--- WHAT NEEDS TO BE DONE ---
Reproduce all the material exactly, minus any pictures it holds.

--- SOURCE MATERIAL ---
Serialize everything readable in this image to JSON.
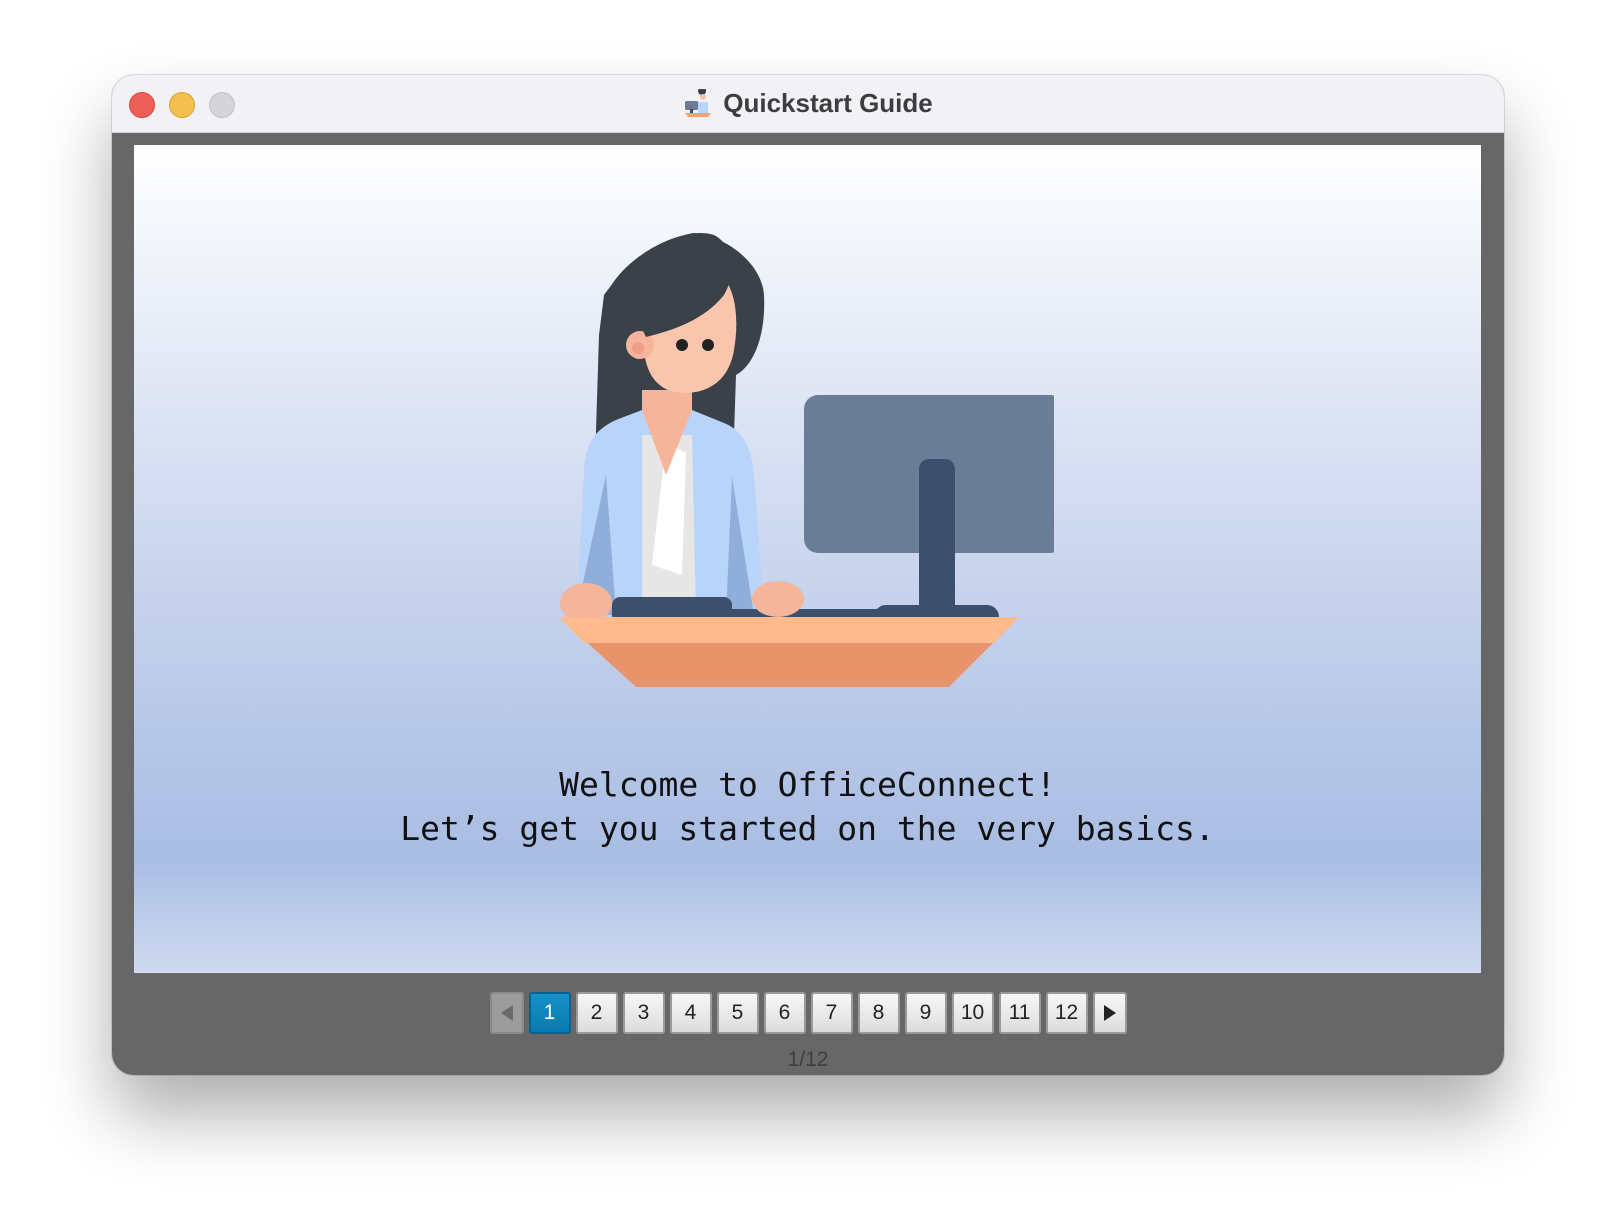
{
  "window": {
    "title": "Quickstart Guide",
    "title_icon": "person-at-computer-icon",
    "traffic_lights": {
      "close": "#ee5f57",
      "minimize": "#f5bf4f",
      "maximize": "#d5d5d8"
    }
  },
  "slide": {
    "illustration": "woman-at-computer-desk",
    "line1": "Welcome to OfficeConnect!",
    "line2": "Let’s get you started on the very basics."
  },
  "pager": {
    "prev_icon": "chevron-left-icon",
    "next_icon": "chevron-right-icon",
    "pages": [
      "1",
      "2",
      "3",
      "4",
      "5",
      "6",
      "7",
      "8",
      "9",
      "10",
      "11",
      "12"
    ],
    "current_page": 1,
    "counter": "1/12",
    "active_color": "#0b84bb"
  }
}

--- EXERCISE OUTPUT ---
Serialize everything readable in this image to JSON.
{
  "window": {
    "title": "Quickstart Guide",
    "title_icon": "person-at-computer-icon",
    "traffic_lights": {
      "close": "#ee5f57",
      "minimize": "#f5bf4f",
      "maximize": "#d5d5d8"
    }
  },
  "slide": {
    "illustration": "woman-at-computer-desk",
    "line1": "Welcome to OfficeConnect!",
    "line2": "Let’s get you started on the very basics."
  },
  "pager": {
    "prev_icon": "chevron-left-icon",
    "next_icon": "chevron-right-icon",
    "pages": [
      "1",
      "2",
      "3",
      "4",
      "5",
      "6",
      "7",
      "8",
      "9",
      "10",
      "11",
      "12"
    ],
    "current_page": 1,
    "counter": "1/12",
    "active_color": "#0b84bb"
  }
}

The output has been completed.